======== Records provided

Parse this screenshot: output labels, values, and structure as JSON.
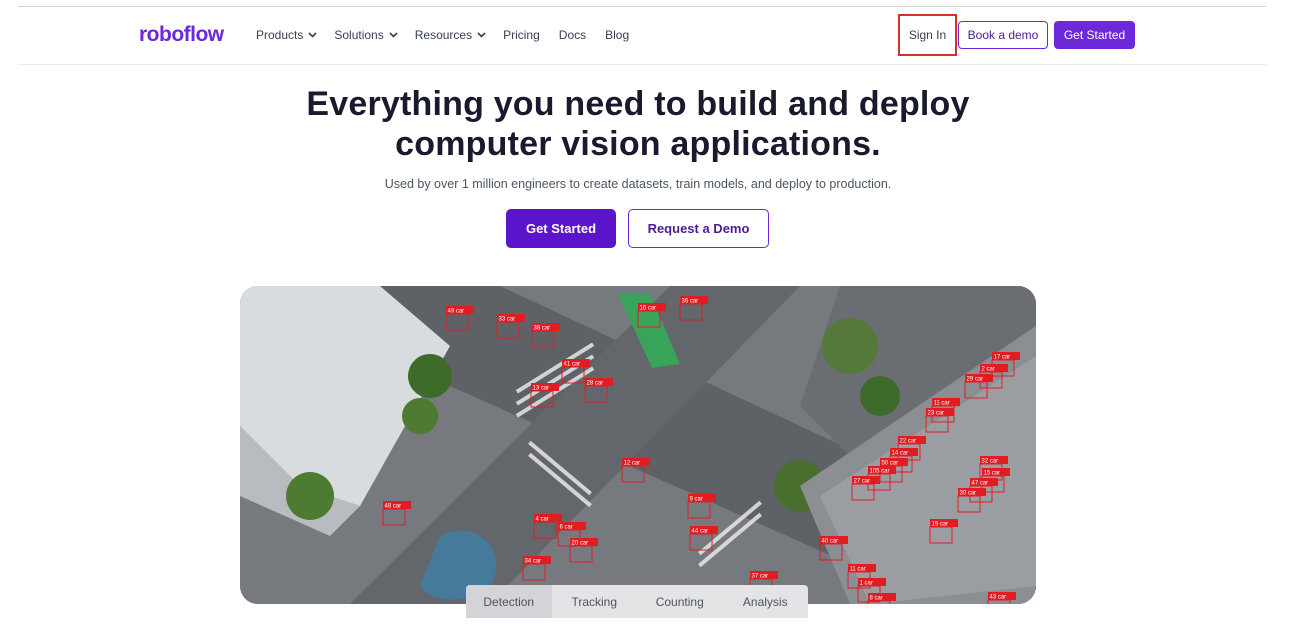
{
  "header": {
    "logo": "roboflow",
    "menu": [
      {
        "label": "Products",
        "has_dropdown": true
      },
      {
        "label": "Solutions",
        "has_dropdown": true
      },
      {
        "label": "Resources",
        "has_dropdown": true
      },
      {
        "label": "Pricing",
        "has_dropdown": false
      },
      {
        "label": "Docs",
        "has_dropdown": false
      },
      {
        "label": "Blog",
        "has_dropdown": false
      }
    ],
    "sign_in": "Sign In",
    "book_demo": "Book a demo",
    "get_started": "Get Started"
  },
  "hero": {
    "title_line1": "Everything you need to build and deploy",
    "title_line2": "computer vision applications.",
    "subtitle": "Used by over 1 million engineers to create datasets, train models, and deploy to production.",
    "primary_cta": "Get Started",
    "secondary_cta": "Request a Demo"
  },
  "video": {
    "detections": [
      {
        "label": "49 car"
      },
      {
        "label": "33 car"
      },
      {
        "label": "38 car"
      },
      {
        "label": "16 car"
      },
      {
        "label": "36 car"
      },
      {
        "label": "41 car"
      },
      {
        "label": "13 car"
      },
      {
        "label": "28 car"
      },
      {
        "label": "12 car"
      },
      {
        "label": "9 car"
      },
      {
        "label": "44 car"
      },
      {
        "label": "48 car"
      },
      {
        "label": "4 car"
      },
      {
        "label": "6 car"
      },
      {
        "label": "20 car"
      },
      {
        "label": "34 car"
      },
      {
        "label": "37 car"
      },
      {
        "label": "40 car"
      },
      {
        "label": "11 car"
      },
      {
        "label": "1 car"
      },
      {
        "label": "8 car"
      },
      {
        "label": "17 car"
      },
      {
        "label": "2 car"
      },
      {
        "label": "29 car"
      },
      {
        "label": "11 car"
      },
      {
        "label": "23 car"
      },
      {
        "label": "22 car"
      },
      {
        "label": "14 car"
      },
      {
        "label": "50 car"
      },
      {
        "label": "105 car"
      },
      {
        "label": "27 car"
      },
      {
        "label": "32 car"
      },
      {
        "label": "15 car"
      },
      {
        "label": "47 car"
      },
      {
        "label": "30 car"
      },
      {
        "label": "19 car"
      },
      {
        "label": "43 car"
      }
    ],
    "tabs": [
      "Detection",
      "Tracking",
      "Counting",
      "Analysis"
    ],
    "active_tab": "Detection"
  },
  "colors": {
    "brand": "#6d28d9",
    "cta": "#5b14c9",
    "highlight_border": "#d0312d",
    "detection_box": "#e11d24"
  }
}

================

• [Goal] Every line of the data should be copied as it stands, without the images.

• [Exercise solution]
Parse this screenshot: output labels, values, and structure as JSON.
{
  "header": {
    "logo": "roboflow",
    "menu": [
      {
        "label": "Products",
        "has_dropdown": true
      },
      {
        "label": "Solutions",
        "has_dropdown": true
      },
      {
        "label": "Resources",
        "has_dropdown": true
      },
      {
        "label": "Pricing",
        "has_dropdown": false
      },
      {
        "label": "Docs",
        "has_dropdown": false
      },
      {
        "label": "Blog",
        "has_dropdown": false
      }
    ],
    "sign_in": "Sign In",
    "book_demo": "Book a demo",
    "get_started": "Get Started"
  },
  "hero": {
    "title_line1": "Everything you need to build and deploy",
    "title_line2": "computer vision applications.",
    "subtitle": "Used by over 1 million engineers to create datasets, train models, and deploy to production.",
    "primary_cta": "Get Started",
    "secondary_cta": "Request a Demo"
  },
  "video": {
    "detections": [
      {
        "label": "49 car"
      },
      {
        "label": "33 car"
      },
      {
        "label": "38 car"
      },
      {
        "label": "16 car"
      },
      {
        "label": "36 car"
      },
      {
        "label": "41 car"
      },
      {
        "label": "13 car"
      },
      {
        "label": "28 car"
      },
      {
        "label": "12 car"
      },
      {
        "label": "9 car"
      },
      {
        "label": "44 car"
      },
      {
        "label": "48 car"
      },
      {
        "label": "4 car"
      },
      {
        "label": "6 car"
      },
      {
        "label": "20 car"
      },
      {
        "label": "34 car"
      },
      {
        "label": "37 car"
      },
      {
        "label": "40 car"
      },
      {
        "label": "11 car"
      },
      {
        "label": "1 car"
      },
      {
        "label": "8 car"
      },
      {
        "label": "17 car"
      },
      {
        "label": "2 car"
      },
      {
        "label": "29 car"
      },
      {
        "label": "11 car"
      },
      {
        "label": "23 car"
      },
      {
        "label": "22 car"
      },
      {
        "label": "14 car"
      },
      {
        "label": "50 car"
      },
      {
        "label": "105 car"
      },
      {
        "label": "27 car"
      },
      {
        "label": "32 car"
      },
      {
        "label": "15 car"
      },
      {
        "label": "47 car"
      },
      {
        "label": "30 car"
      },
      {
        "label": "19 car"
      },
      {
        "label": "43 car"
      }
    ],
    "tabs": [
      "Detection",
      "Tracking",
      "Counting",
      "Analysis"
    ],
    "active_tab": "Detection"
  },
  "colors": {
    "brand": "#6d28d9",
    "cta": "#5b14c9",
    "highlight_border": "#d0312d",
    "detection_box": "#e11d24"
  }
}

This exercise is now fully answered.